▶ _GIVEN REQUEST_: Check every line of the entries that follow, and copy the ones containing "name".

════

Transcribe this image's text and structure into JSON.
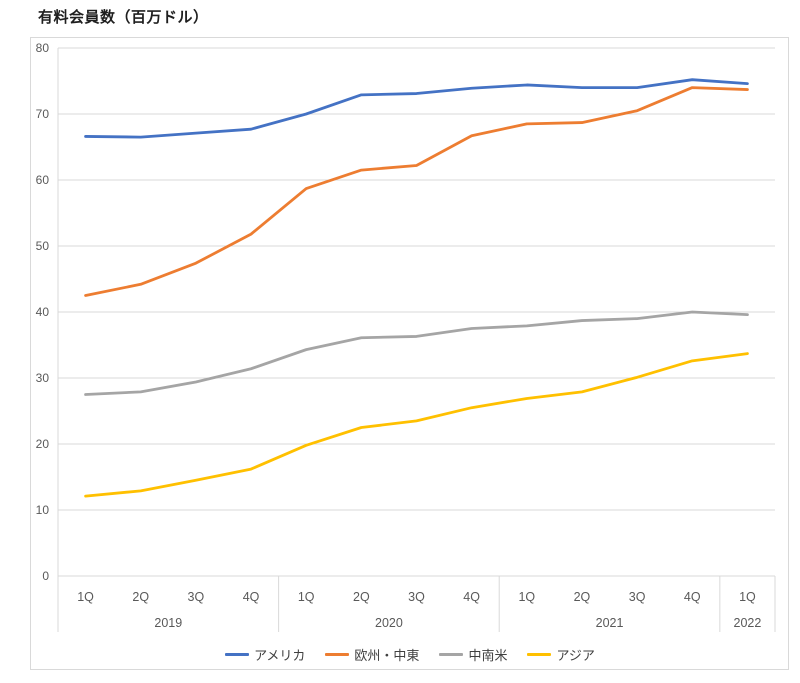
{
  "title": "有料会員数（百万ドル）",
  "colors": {
    "grid": "#d9d9d9",
    "frame_border": "#d9d9d9",
    "axis_text": "#595959",
    "legend_text": "#404040",
    "title_text": "#1f1f1f",
    "background": "#ffffff"
  },
  "chart_data": {
    "type": "line",
    "title": "有料会員数（百万ドル）",
    "xlabel": "",
    "ylabel": "",
    "ylim": [
      0,
      80
    ],
    "yticks": [
      0,
      10,
      20,
      30,
      40,
      50,
      60,
      70,
      80
    ],
    "grid": "horizontal",
    "legend_position": "bottom",
    "x": [
      "1Q",
      "2Q",
      "3Q",
      "4Q",
      "1Q",
      "2Q",
      "3Q",
      "4Q",
      "1Q",
      "2Q",
      "3Q",
      "4Q",
      "1Q"
    ],
    "year_groups": [
      {
        "label": "2019",
        "count": 4
      },
      {
        "label": "2020",
        "count": 4
      },
      {
        "label": "2021",
        "count": 4
      },
      {
        "label": "2022",
        "count": 1
      }
    ],
    "series": [
      {
        "key": "america",
        "name": "アメリカ",
        "color": "#4472c4",
        "values": [
          66.6,
          66.5,
          67.1,
          67.7,
          70.0,
          72.9,
          73.1,
          73.9,
          74.4,
          74.0,
          74.0,
          75.2,
          74.6
        ]
      },
      {
        "key": "emea",
        "name": "欧州・中東",
        "color": "#ed7d31",
        "values": [
          42.5,
          44.2,
          47.4,
          51.8,
          58.7,
          61.5,
          62.2,
          66.7,
          68.5,
          68.7,
          70.5,
          74.0,
          73.7
        ]
      },
      {
        "key": "latam",
        "name": "中南米",
        "color": "#a5a5a5",
        "values": [
          27.5,
          27.9,
          29.4,
          31.4,
          34.3,
          36.1,
          36.3,
          37.5,
          37.9,
          38.7,
          39.0,
          40.0,
          39.6
        ]
      },
      {
        "key": "apac",
        "name": "アジア",
        "color": "#ffc000",
        "values": [
          12.1,
          12.9,
          14.5,
          16.2,
          19.8,
          22.5,
          23.5,
          25.5,
          26.9,
          27.9,
          30.1,
          32.6,
          33.7
        ]
      }
    ]
  }
}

════

▶ _THE RESULT_:
        "name": "アメリカ",
        "name": "欧州・中東",
        "name": "中南米",
        "name": "アジア",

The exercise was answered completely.